## What needs to be done:
Reproduce each line of the data below without any changes.

*** Extracted material

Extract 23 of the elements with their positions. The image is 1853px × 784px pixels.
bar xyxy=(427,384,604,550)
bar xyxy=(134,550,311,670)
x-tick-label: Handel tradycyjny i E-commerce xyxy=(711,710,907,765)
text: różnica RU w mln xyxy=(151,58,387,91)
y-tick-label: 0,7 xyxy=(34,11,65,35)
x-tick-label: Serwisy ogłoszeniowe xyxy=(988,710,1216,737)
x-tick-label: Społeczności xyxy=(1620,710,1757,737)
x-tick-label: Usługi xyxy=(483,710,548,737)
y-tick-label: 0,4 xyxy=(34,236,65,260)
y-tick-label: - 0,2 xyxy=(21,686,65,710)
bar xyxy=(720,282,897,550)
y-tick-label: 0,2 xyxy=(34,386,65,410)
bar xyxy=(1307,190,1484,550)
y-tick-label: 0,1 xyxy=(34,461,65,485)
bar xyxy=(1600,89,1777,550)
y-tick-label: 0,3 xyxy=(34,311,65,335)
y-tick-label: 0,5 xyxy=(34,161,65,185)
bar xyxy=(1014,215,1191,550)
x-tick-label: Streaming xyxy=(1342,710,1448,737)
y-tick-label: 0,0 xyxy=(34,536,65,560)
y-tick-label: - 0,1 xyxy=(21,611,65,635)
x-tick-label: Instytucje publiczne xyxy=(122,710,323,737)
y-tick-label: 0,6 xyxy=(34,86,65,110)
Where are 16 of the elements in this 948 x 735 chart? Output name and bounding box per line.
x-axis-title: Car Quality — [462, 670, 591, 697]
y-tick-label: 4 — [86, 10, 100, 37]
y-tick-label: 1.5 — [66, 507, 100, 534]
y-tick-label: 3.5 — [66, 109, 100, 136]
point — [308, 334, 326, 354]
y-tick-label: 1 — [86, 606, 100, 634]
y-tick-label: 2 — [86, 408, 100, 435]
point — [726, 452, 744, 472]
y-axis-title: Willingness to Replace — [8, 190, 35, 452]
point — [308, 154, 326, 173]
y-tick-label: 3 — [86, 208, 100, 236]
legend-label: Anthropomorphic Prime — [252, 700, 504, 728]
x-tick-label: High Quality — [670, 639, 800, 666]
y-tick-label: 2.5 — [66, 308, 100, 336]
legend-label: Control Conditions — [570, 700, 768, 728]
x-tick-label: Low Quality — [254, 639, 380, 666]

******

## Reply to the task:
Extract 23 of the elements with their positions. The image is 1853px × 784px pixels.
bar xyxy=(427,384,604,550)
bar xyxy=(134,550,311,670)
x-tick-label: Handel tradycyjny i E-commerce xyxy=(711,710,907,765)
text: różnica RU w mln xyxy=(151,58,387,91)
y-tick-label: 0,7 xyxy=(34,11,65,35)
x-tick-label: Serwisy ogłoszeniowe xyxy=(988,710,1216,737)
x-tick-label: Społeczności xyxy=(1620,710,1757,737)
x-tick-label: Usługi xyxy=(483,710,548,737)
y-tick-label: 0,4 xyxy=(34,236,65,260)
y-tick-label: - 0,2 xyxy=(21,686,65,710)
bar xyxy=(720,282,897,550)
y-tick-label: 0,2 xyxy=(34,386,65,410)
bar xyxy=(1307,190,1484,550)
y-tick-label: 0,1 xyxy=(34,461,65,485)
bar xyxy=(1600,89,1777,550)
y-tick-label: 0,3 xyxy=(34,311,65,335)
y-tick-label: 0,5 xyxy=(34,161,65,185)
bar xyxy=(1014,215,1191,550)
x-tick-label: Streaming xyxy=(1342,710,1448,737)
y-tick-label: 0,0 xyxy=(34,536,65,560)
y-tick-label: - 0,1 xyxy=(21,611,65,635)
x-tick-label: Instytucje publiczne xyxy=(122,710,323,737)
y-tick-label: 0,6 xyxy=(34,86,65,110)
Where are 16 of the elements in this 948 x 735 chart? Output name and bounding box per line.
x-axis-title: Car Quality — [462, 670, 591, 697]
y-tick-label: 4 — [86, 10, 100, 37]
y-tick-label: 1.5 — [66, 507, 100, 534]
y-tick-label: 3.5 — [66, 109, 100, 136]
point — [308, 334, 326, 354]
y-tick-label: 1 — [86, 606, 100, 634]
y-tick-label: 2 — [86, 408, 100, 435]
point — [726, 452, 744, 472]
y-axis-title: Willingness to Replace — [8, 190, 35, 452]
point — [308, 154, 326, 173]
y-tick-label: 3 — [86, 208, 100, 236]
legend-label: Anthropomorphic Prime — [252, 700, 504, 728]
x-tick-label: High Quality — [670, 639, 800, 666]
y-tick-label: 2.5 — [66, 308, 100, 336]
legend-label: Control Conditions — [570, 700, 768, 728]
x-tick-label: Low Quality — [254, 639, 380, 666]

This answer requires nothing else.